══ Records supplied ══
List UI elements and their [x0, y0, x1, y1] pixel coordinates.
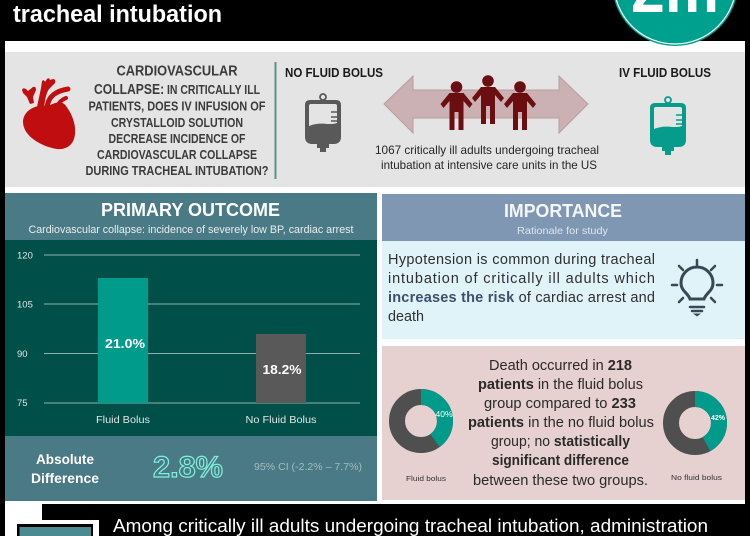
heading: importance: IMPORTANCE — [504, 201, 622, 221]
bar chart: 90 — [17, 349, 28, 360]
label: no fluid bolus: No fluid bolus — [671, 473, 722, 482]
icon: three people — [440, 75, 536, 130]
chart: no fluid bolus donut: 42% — [711, 415, 726, 422]
text: rationale: Hypotension is common during tracheal — [388, 252, 655, 268]
text: research question: CRYSTALLOID SOLUTION — [111, 116, 243, 130]
bar chart: 21.0% — [105, 336, 145, 351]
bar chart: No Fluid Bolus — [246, 414, 316, 426]
text: research question: DURING TRACHEAL INTUBATION? — [86, 164, 268, 178]
text: deaths: significant difference — [492, 453, 629, 469]
text: deaths: patients in the fluid bolus — [478, 377, 643, 393]
bar: fluid bolus — [98, 278, 148, 403]
text: population: intubation at intensive care units in the US — [381, 158, 597, 172]
subheading: outcome definition: Cardiovascular collapse: incidence of severely low BP, cardiac arrest — [28, 224, 354, 236]
text: research question: CARDIOVASCULAR — [116, 64, 238, 80]
text: deaths: between these two groups. — [473, 473, 648, 489]
icon: double arrow — [384, 76, 588, 133]
bar: no fluid bolus — [256, 334, 306, 403]
label: absolute difference — [31, 452, 99, 486]
logo badge — [612, 0, 738, 46]
text: research question: COLLAPSE: IN CRITICALLY ILL — [94, 82, 260, 98]
icon: conclusion box — [17, 524, 93, 536]
text: population — [375, 143, 599, 172]
text: deaths: group compared to 233 — [484, 396, 636, 412]
text: research question — [86, 64, 268, 178]
icon: lightbulb — [672, 260, 722, 316]
subheading: rationale: Rationale for study — [517, 225, 609, 237]
text: rationale: increases the risk of cardiac arrest and — [388, 290, 655, 306]
icon: grey IV bag — [305, 94, 341, 152]
icon: heart — [22, 78, 75, 149]
label: fluid bolus: Fluid bolus — [406, 474, 446, 483]
chart: fluid bolus donut — [397, 397, 453, 445]
label: absolute difference: Difference — [31, 471, 99, 486]
bar chart — [17, 250, 360, 426]
label: IV fluid bolus: IV FLUID BOLUS — [619, 66, 711, 80]
text: confidence interval: 95% CI (-2.2% – 7.7%) — [254, 461, 362, 473]
panel: study question and population — [5, 52, 745, 187]
text: deaths — [468, 358, 654, 489]
heading: primary outcome: PRIMARY OUTCOME — [101, 200, 280, 220]
stat: 2.8%: 2.8% — [153, 451, 223, 484]
text: research question: PATIENTS, DOES IV INFUSION OF — [88, 100, 266, 114]
chart: fluid bolus donut: 40% — [435, 409, 453, 419]
text: deaths: Death occurred in 218 — [489, 358, 632, 374]
bar chart: 18.2% — [262, 362, 302, 377]
footer: conclusion — [5, 503, 750, 536]
label: absolute difference: Absolute — [36, 452, 94, 467]
text: deaths: patients in the no fluid bolus — [468, 415, 654, 431]
panel: primary outcome — [5, 193, 377, 501]
text: conclusion: Among critically ill adults undergoing tracheal intubation, administration — [113, 515, 708, 536]
text: research question: DECREASE INCIDENCE OF — [108, 132, 246, 146]
text: population: 1067 critically ill adults undergoing tracheal — [375, 143, 599, 157]
chart: no fluid bolus donut — [671, 399, 726, 447]
bar chart: 120 — [17, 250, 33, 262]
title: tracheal intubation — [13, 1, 222, 28]
text: deaths: group; no statistically — [491, 434, 630, 450]
bar chart: 105 — [17, 300, 33, 310]
bar chart: 75 — [17, 398, 28, 409]
text: rationale: intubation of critically ill adults which — [388, 271, 655, 287]
panel: importance — [382, 194, 745, 339]
text: research question: CARDIOVASCULAR COLLAPSE — [97, 148, 257, 162]
icon: teal IV bag — [650, 97, 686, 155]
bar chart: Fluid Bolus — [96, 414, 150, 426]
text: rationale — [388, 252, 655, 325]
panel: mortality — [382, 346, 745, 500]
text: rationale: death — [388, 309, 424, 325]
label: no fluid bolus: NO FLUID BOLUS — [285, 66, 383, 80]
═══
Your assignment
Across all the lines above, repeat the wording exactly and omit the pictures.

Solution to the problem
List UI elements and their [x0, y0, x1, y1] pixel coordinates.
heading: importance: IMPORTANCE — [504, 201, 622, 221]
bar chart: 90 — [17, 349, 28, 360]
label: no fluid bolus: No fluid bolus — [671, 473, 722, 482]
icon: three people — [440, 75, 536, 130]
chart: no fluid bolus donut: 42% — [711, 415, 726, 422]
text: rationale: Hypotension is common during tracheal — [388, 252, 655, 268]
text: research question: CRYSTALLOID SOLUTION — [111, 116, 243, 130]
bar chart: 21.0% — [105, 336, 145, 351]
bar chart: No Fluid Bolus — [246, 414, 316, 426]
text: research question: DURING TRACHEAL INTUBATION? — [86, 164, 268, 178]
text: deaths: significant difference — [492, 453, 629, 469]
text: deaths: patients in the fluid bolus — [478, 377, 643, 393]
bar: fluid bolus — [98, 278, 148, 403]
text: population: intubation at intensive care units in the US — [381, 158, 597, 172]
subheading: outcome definition: Cardiovascular collapse: incidence of severely low BP, cardiac arrest — [28, 224, 354, 236]
text: research question: CARDIOVASCULAR — [116, 64, 238, 80]
text: deaths: between these two groups. — [473, 473, 648, 489]
icon: double arrow — [384, 76, 588, 133]
bar: no fluid bolus — [256, 334, 306, 403]
label: absolute difference — [31, 452, 99, 486]
logo badge — [612, 0, 738, 46]
text: research question: COLLAPSE: IN CRITICALLY ILL — [94, 82, 260, 98]
icon: conclusion box — [17, 524, 93, 536]
text: population — [375, 143, 599, 172]
text: deaths: group compared to 233 — [484, 396, 636, 412]
text: research question — [86, 64, 268, 178]
icon: lightbulb — [672, 260, 722, 316]
subheading: rationale: Rationale for study — [517, 225, 609, 237]
text: rationale: increases the risk of cardiac arrest and — [388, 290, 655, 306]
icon: grey IV bag — [305, 94, 341, 152]
icon: heart — [22, 78, 75, 149]
label: fluid bolus: Fluid bolus — [406, 474, 446, 483]
chart: fluid bolus donut — [397, 397, 453, 445]
label: absolute difference: Difference — [31, 471, 99, 486]
bar chart — [17, 250, 360, 426]
label: IV fluid bolus: IV FLUID BOLUS — [619, 66, 711, 80]
text: confidence interval: 95% CI (-2.2% – 7.7%) — [254, 461, 362, 473]
panel: study question and population — [5, 52, 745, 187]
text: deaths — [468, 358, 654, 489]
heading: primary outcome: PRIMARY OUTCOME — [101, 200, 280, 220]
stat: 2.8%: 2.8% — [153, 451, 223, 484]
text: research question: PATIENTS, DOES IV INFUSION OF — [88, 100, 266, 114]
chart: fluid bolus donut: 40% — [435, 409, 453, 419]
text: deaths: Death occurred in 218 — [489, 358, 632, 374]
bar chart: 18.2% — [262, 362, 302, 377]
footer: conclusion — [5, 503, 750, 536]
label: absolute difference: Absolute — [36, 452, 94, 467]
text: deaths: patients in the no fluid bolus — [468, 415, 654, 431]
panel: primary outcome — [5, 193, 377, 501]
text: conclusion: Among critically ill adults undergoing tracheal intubation, administration — [113, 515, 708, 536]
text: research question: DECREASE INCIDENCE OF — [108, 132, 246, 146]
text: population: 1067 critically ill adults undergoing tracheal — [375, 143, 599, 157]
chart: no fluid bolus donut — [671, 399, 726, 447]
bar chart: 120 — [17, 250, 33, 262]
title: tracheal intubation — [13, 1, 222, 28]
text: deaths: group; no statistically — [491, 434, 630, 450]
bar chart: 105 — [17, 300, 33, 310]
bar chart: 75 — [17, 398, 28, 409]
text: rationale: intubation of critically ill adults which — [388, 271, 655, 287]
panel: importance — [382, 194, 745, 339]
text: research question: CARDIOVASCULAR COLLAPSE — [97, 148, 257, 162]
icon: teal IV bag — [650, 97, 686, 155]
bar chart: Fluid Bolus — [96, 414, 150, 426]
text: rationale — [388, 252, 655, 325]
panel: mortality — [382, 346, 745, 500]
text: rationale: death — [388, 309, 424, 325]
label: no fluid bolus: NO FLUID BOLUS — [285, 66, 383, 80]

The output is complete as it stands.